---------- PROVIDED RECORDS

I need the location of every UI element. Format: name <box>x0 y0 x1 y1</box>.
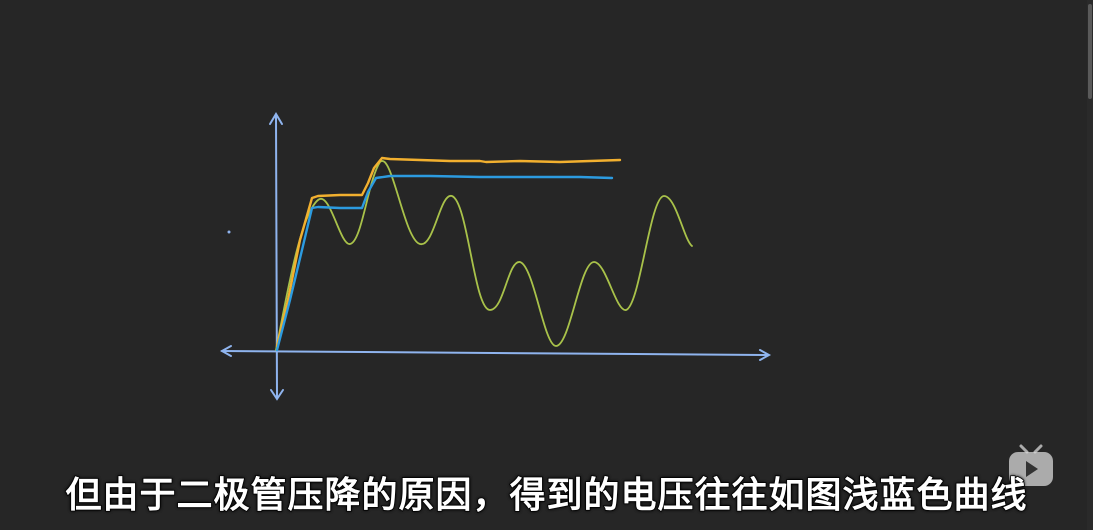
x-axis-line <box>221 350 769 356</box>
scrollbar-thumb[interactable] <box>1088 4 1092 99</box>
y-axis-arrow-up <box>269 112 283 125</box>
y-axis-line <box>275 115 278 399</box>
x-axis-arrow-left <box>219 345 232 357</box>
video-subtitle: 但由于二极管压降的原因，得到的电压往往如图浅蓝色曲线 <box>65 474 1028 517</box>
green-ripple-curve <box>275 160 693 351</box>
x-axis-arrow-right <box>759 349 772 361</box>
blue-voltage-curve <box>275 174 614 352</box>
y-axis <box>269 112 284 401</box>
orange-peak-curve <box>275 156 622 348</box>
y-axis-arrow-down <box>270 389 284 401</box>
scrollbar-track[interactable] <box>1087 0 1093 530</box>
x-axis <box>219 345 772 361</box>
stray-dot <box>227 230 231 234</box>
bilibili-tv-icon <box>1009 444 1053 486</box>
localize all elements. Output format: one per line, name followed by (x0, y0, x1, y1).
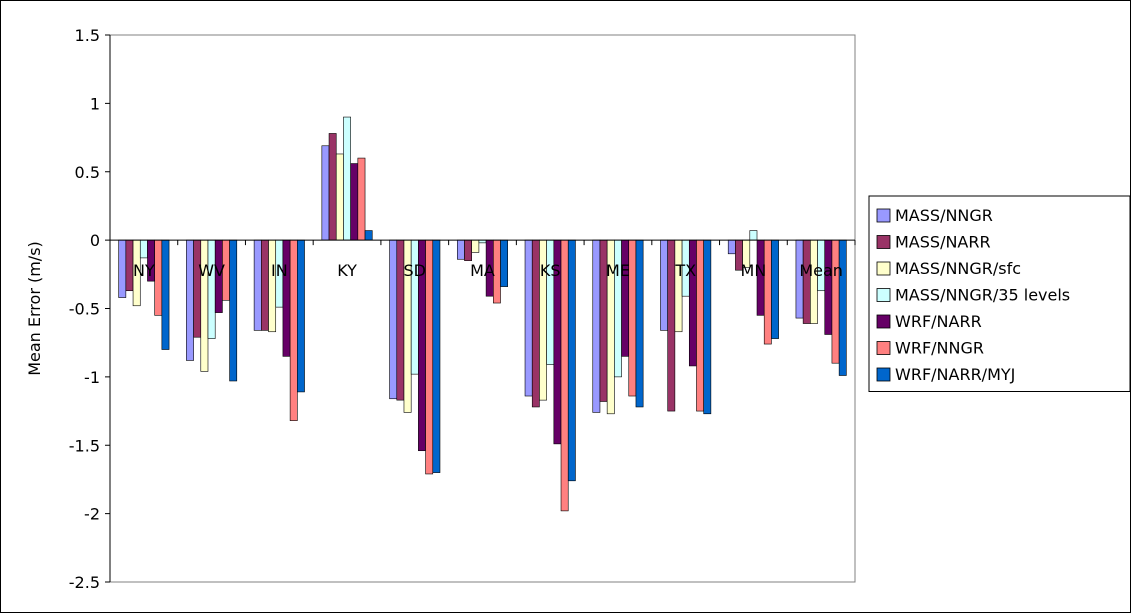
bar (771, 239, 779, 339)
bar (297, 239, 305, 393)
bar (667, 239, 676, 412)
bar (802, 239, 811, 324)
bar (635, 239, 644, 408)
bar (696, 239, 704, 412)
bar (321, 145, 330, 241)
bar (364, 230, 373, 241)
bar (560, 239, 569, 512)
bar (207, 239, 216, 339)
x-tick-label: MN (741, 261, 767, 280)
x-tick-label: SD (404, 261, 426, 280)
bar (139, 239, 148, 259)
bar (118, 239, 127, 298)
bar (688, 239, 697, 367)
legend-label: WRF/NNGR (895, 339, 984, 358)
bars-group (118, 116, 847, 512)
x-tick-label: WV (198, 261, 225, 280)
bar (456, 239, 465, 260)
legend-box (868, 195, 1131, 392)
x-tick-label: KS (540, 261, 561, 280)
bar (328, 133, 337, 241)
bar (161, 239, 170, 350)
x-tick-label: KY (337, 261, 357, 280)
x-tick-label: MA (470, 261, 495, 280)
y-tick-label: 1.5 (75, 26, 100, 45)
y-tick-label: 0 (90, 231, 100, 250)
bar (749, 230, 758, 241)
legend-label: MASS/NNGR/sfc (895, 259, 1021, 278)
x-tick-label: Mean (799, 261, 843, 280)
bar (471, 239, 480, 253)
bar (200, 239, 209, 372)
bar (592, 239, 601, 413)
bar (524, 239, 533, 397)
bar (186, 239, 194, 361)
bar (350, 163, 359, 241)
bar (831, 239, 840, 364)
bar (268, 239, 277, 333)
bar (621, 239, 630, 357)
bar (546, 239, 555, 365)
y-tick-label: 1 (90, 94, 100, 113)
legend-label: WRF/NARR (895, 312, 982, 331)
legend-swatch (876, 341, 891, 355)
legend-label: MASS/NARR (895, 233, 991, 252)
legend-swatch (876, 367, 891, 382)
legend-swatch (876, 288, 891, 302)
bar (703, 239, 712, 415)
bar (660, 239, 668, 331)
bar (253, 239, 262, 331)
x-tick-label: TX (674, 261, 696, 280)
bar (193, 239, 202, 338)
bar (810, 239, 818, 324)
bar (357, 157, 366, 241)
bar (289, 239, 298, 421)
legend-label: MASS/NNGR (895, 206, 993, 225)
bar (154, 239, 163, 316)
bar (432, 239, 441, 473)
bar (261, 239, 269, 331)
y-tick-label: -2 (84, 505, 100, 524)
bar (425, 239, 434, 475)
bar (282, 239, 291, 357)
bar (500, 239, 508, 287)
bar (229, 239, 238, 382)
bar (567, 239, 576, 482)
bar (727, 239, 736, 255)
bar (464, 239, 472, 261)
legend-swatch (876, 235, 891, 249)
bar (763, 239, 772, 345)
bar (335, 153, 344, 241)
bar (531, 239, 540, 408)
bar (674, 239, 683, 333)
x-tick-label: IN (271, 261, 288, 280)
x-tick-label: NY (133, 261, 155, 280)
legend-label: WRF/NARR/MYJ (895, 365, 1015, 384)
bar (125, 239, 134, 292)
legend-swatch (876, 261, 891, 276)
y-tick-label: 0.5 (75, 163, 100, 182)
y-tick-label: -1.5 (69, 436, 100, 455)
axes-group: 1.5 1 0.5 0 -0.5 -1 -1.5 -2 -2.5 NY WV IN KY SD MA KS ME… (69, 26, 856, 592)
y-axis-title: Mean Error (m/s) (25, 241, 44, 376)
x-tick-label: ME (606, 261, 630, 280)
bar (389, 239, 398, 400)
legend: MASS/NNGR MASS/NARR MASS/NNGR/sfc MASS/NNGR… (868, 195, 1131, 392)
bar (824, 239, 833, 335)
y-tick-label: -2.5 (69, 573, 100, 592)
bar (343, 116, 351, 241)
legend-swatch (876, 314, 891, 329)
legend-label: MASS/NNGR/35 levels (895, 286, 1070, 305)
y-tick-label: -1 (84, 368, 100, 387)
legend-swatch (876, 208, 891, 223)
y-tick-label: -0.5 (69, 300, 100, 319)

--------------------

## REQUIRED TASK
Print all of the rows above again, character for character, omitting the pictures.

## RESULT OF THE EXERCISE
I need the location of every UI element. Format: name <box>x0 y0 x1 y1</box>.
x-axis-line <box>221 350 769 356</box>
scrollbar-thumb[interactable] <box>1088 4 1092 99</box>
y-axis-arrow-up <box>269 112 283 125</box>
y-axis-line <box>275 115 278 399</box>
x-axis-arrow-left <box>219 345 232 357</box>
video-subtitle: 但由于二极管压降的原因，得到的电压往往如图浅蓝色曲线 <box>65 474 1028 517</box>
green-ripple-curve <box>275 160 693 351</box>
x-axis-arrow-right <box>759 349 772 361</box>
blue-voltage-curve <box>275 174 614 352</box>
y-axis <box>269 112 284 401</box>
orange-peak-curve <box>275 156 622 348</box>
y-axis-arrow-down <box>270 389 284 401</box>
scrollbar-track[interactable] <box>1087 0 1093 530</box>
x-axis <box>219 345 772 361</box>
stray-dot <box>227 230 231 234</box>
bilibili-tv-icon <box>1009 444 1053 486</box>
localize all elements. Output format: one per line, name followed by (x0, y0, x1, y1).
bar (771, 239, 779, 339)
bar (297, 239, 305, 393)
bar (667, 239, 676, 412)
bar (802, 239, 811, 324)
bar (635, 239, 644, 408)
bar (696, 239, 704, 412)
bar (321, 145, 330, 241)
bar (364, 230, 373, 241)
bar (560, 239, 569, 512)
bar (207, 239, 216, 339)
x-tick-label: MN (741, 261, 767, 280)
x-tick-label: SD (404, 261, 426, 280)
bar (139, 239, 148, 259)
bar (118, 239, 127, 298)
bar (688, 239, 697, 367)
legend-label: WRF/NNGR (895, 339, 984, 358)
bars-group (118, 116, 847, 512)
x-tick-label: WV (198, 261, 225, 280)
bar (456, 239, 465, 260)
legend-box (868, 195, 1131, 392)
x-tick-label: KS (540, 261, 561, 280)
bar (328, 133, 337, 241)
bar (161, 239, 170, 350)
x-tick-label: KY (337, 261, 357, 280)
x-tick-label: MA (470, 261, 495, 280)
y-tick-label: 1.5 (75, 26, 100, 45)
y-tick-label: 0 (90, 231, 100, 250)
bar (749, 230, 758, 241)
legend-label: MASS/NNGR/sfc (895, 259, 1021, 278)
x-tick-label: Mean (799, 261, 843, 280)
bar (471, 239, 480, 253)
bar (200, 239, 209, 372)
bar (592, 239, 601, 413)
bar (524, 239, 533, 397)
bar (186, 239, 194, 361)
bar (350, 163, 359, 241)
bar (831, 239, 840, 364)
bar (268, 239, 277, 333)
bar (621, 239, 630, 357)
bar (546, 239, 555, 365)
y-tick-label: 1 (90, 94, 100, 113)
legend-label: WRF/NARR (895, 312, 982, 331)
legend-swatch (876, 341, 891, 355)
legend-label: MASS/NARR (895, 233, 991, 252)
legend-swatch (876, 367, 891, 382)
legend-swatch (876, 288, 891, 302)
bar (703, 239, 712, 415)
bar (660, 239, 668, 331)
bar (253, 239, 262, 331)
x-tick-label: TX (674, 261, 696, 280)
bar (193, 239, 202, 338)
bar (810, 239, 818, 324)
bar (357, 157, 366, 241)
bar (289, 239, 298, 421)
legend-label: MASS/NNGR (895, 206, 993, 225)
bar (154, 239, 163, 316)
bar (432, 239, 441, 473)
bar (261, 239, 269, 331)
y-tick-label: -2 (84, 505, 100, 524)
bar (425, 239, 434, 475)
bar (282, 239, 291, 357)
bar (500, 239, 508, 287)
bar (229, 239, 238, 382)
bar (567, 239, 576, 482)
bar (727, 239, 736, 255)
bar (464, 239, 472, 261)
legend-swatch (876, 235, 891, 249)
bar (763, 239, 772, 345)
bar (335, 153, 344, 241)
bar (531, 239, 540, 408)
bar (674, 239, 683, 333)
x-tick-label: IN (271, 261, 288, 280)
x-tick-label: NY (133, 261, 155, 280)
legend-label: WRF/NARR/MYJ (895, 365, 1015, 384)
bar (125, 239, 134, 292)
legend-swatch (876, 261, 891, 276)
y-tick-label: 0.5 (75, 163, 100, 182)
y-tick-label: -1.5 (69, 436, 100, 455)
axes-group: 1.5 1 0.5 0 -0.5 -1 -1.5 -2 -2.5 NY WV IN KY SD MA KS ME… (69, 26, 856, 592)
y-axis-title: Mean Error (m/s) (25, 241, 44, 376)
x-tick-label: ME (606, 261, 630, 280)
bar (389, 239, 398, 400)
legend: MASS/NNGR MASS/NARR MASS/NNGR/sfc MASS/NNGR… (868, 195, 1131, 392)
bar (824, 239, 833, 335)
y-tick-label: -2.5 (69, 573, 100, 592)
bar (343, 116, 351, 241)
legend-swatch (876, 314, 891, 329)
legend-label: MASS/NNGR/35 levels (895, 286, 1070, 305)
y-tick-label: -1 (84, 368, 100, 387)
legend-swatch (876, 208, 891, 223)
y-tick-label: -0.5 (69, 300, 100, 319)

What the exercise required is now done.